- [EXERCISE TASK]
Copy out the listing that follows, exact in every word, and skip the images.

- [LISTED ENTRIES]
··········
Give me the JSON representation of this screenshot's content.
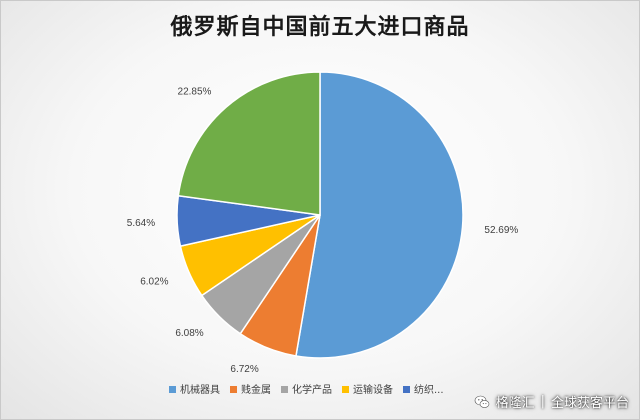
{
  "chart_data": {
    "type": "pie",
    "title": "俄罗斯自中国前五大进口商品",
    "start_angle_deg": 0,
    "direction": "clockwise",
    "slices": [
      {
        "name": "机械器具",
        "value": 52.69,
        "label": "52.69%",
        "color": "#5B9BD5"
      },
      {
        "name": "贱金属",
        "value": 6.72,
        "label": "6.72%",
        "color": "#ED7D31"
      },
      {
        "name": "化学产品",
        "value": 6.08,
        "label": "6.08%",
        "color": "#A5A5A5"
      },
      {
        "name": "运输设备",
        "value": 6.02,
        "label": "6.02%",
        "color": "#FFC000"
      },
      {
        "name": "纺织",
        "value": 5.64,
        "label": "5.64%",
        "color": "#4472C4"
      },
      {
        "name": "",
        "value": 22.85,
        "label": "22.85%",
        "color": "#70AD47"
      }
    ],
    "legend": {
      "position": "bottom",
      "entries": [
        "机械器具",
        "贱金属",
        "化学产品",
        "运输设备",
        "纺织..."
      ]
    }
  },
  "watermark": {
    "brand": "格隆汇",
    "separator": "|",
    "slogan": "全球获客平台"
  }
}
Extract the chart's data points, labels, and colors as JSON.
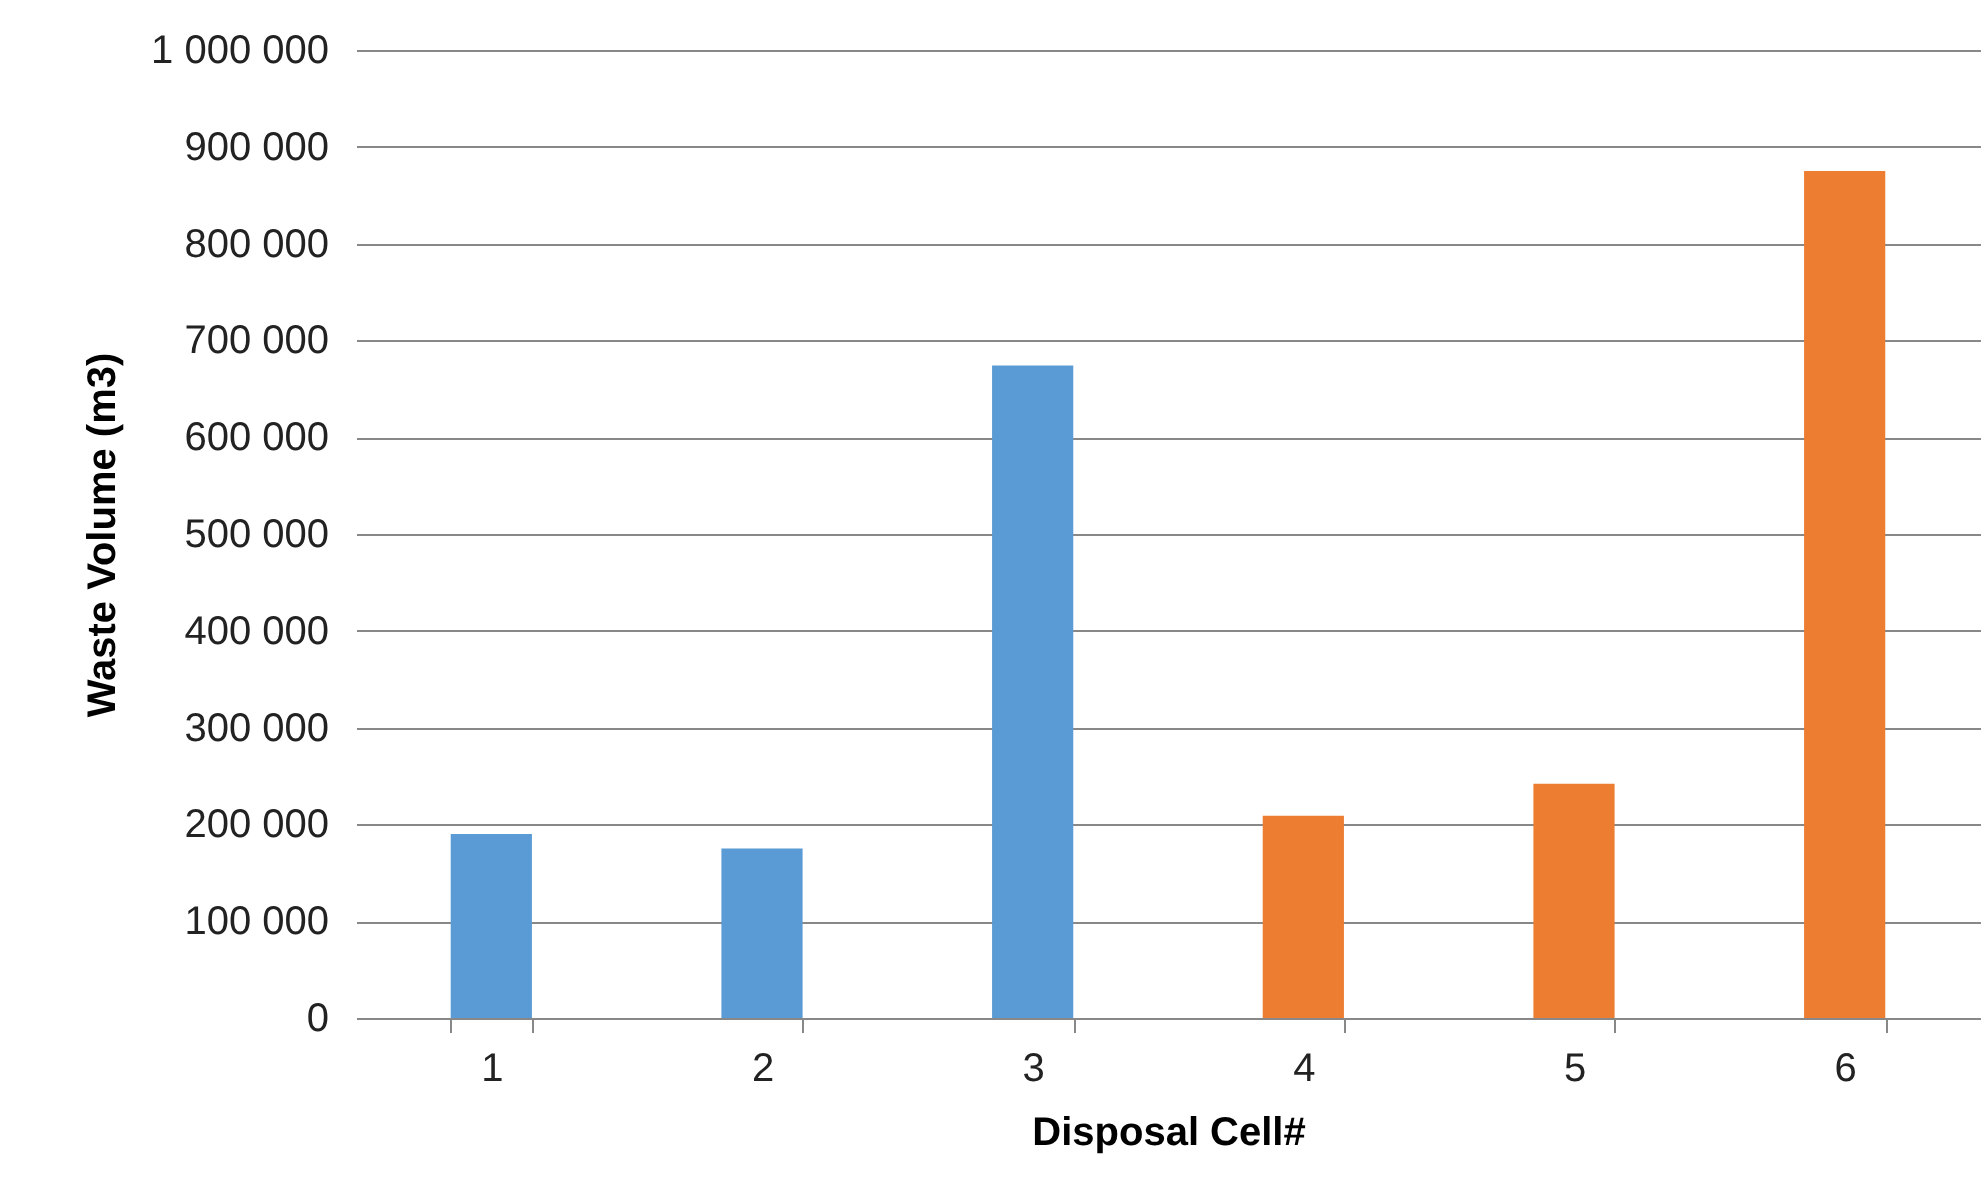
··········
- [OUTPUT FOR THIS TASK]
Give me the JSON representation of this screenshot's content.
{
  "chart_data": {
    "type": "pie",
    "title": "俄罗斯自中国前五大进口商品",
    "start_angle_deg": 0,
    "direction": "clockwise",
    "slices": [
      {
        "name": "机械器具",
        "value": 52.69,
        "label": "52.69%",
        "color": "#5B9BD5"
      },
      {
        "name": "贱金属",
        "value": 6.72,
        "label": "6.72%",
        "color": "#ED7D31"
      },
      {
        "name": "化学产品",
        "value": 6.08,
        "label": "6.08%",
        "color": "#A5A5A5"
      },
      {
        "name": "运输设备",
        "value": 6.02,
        "label": "6.02%",
        "color": "#FFC000"
      },
      {
        "name": "纺织",
        "value": 5.64,
        "label": "5.64%",
        "color": "#4472C4"
      },
      {
        "name": "",
        "value": 22.85,
        "label": "22.85%",
        "color": "#70AD47"
      }
    ],
    "legend": {
      "position": "bottom",
      "entries": [
        "机械器具",
        "贱金属",
        "化学产品",
        "运输设备",
        "纺织..."
      ]
    }
  },
  "watermark": {
    "brand": "格隆汇",
    "separator": "|",
    "slogan": "全球获客平台"
  }
}
Extract the chart's data points, labels, and colors as JSON.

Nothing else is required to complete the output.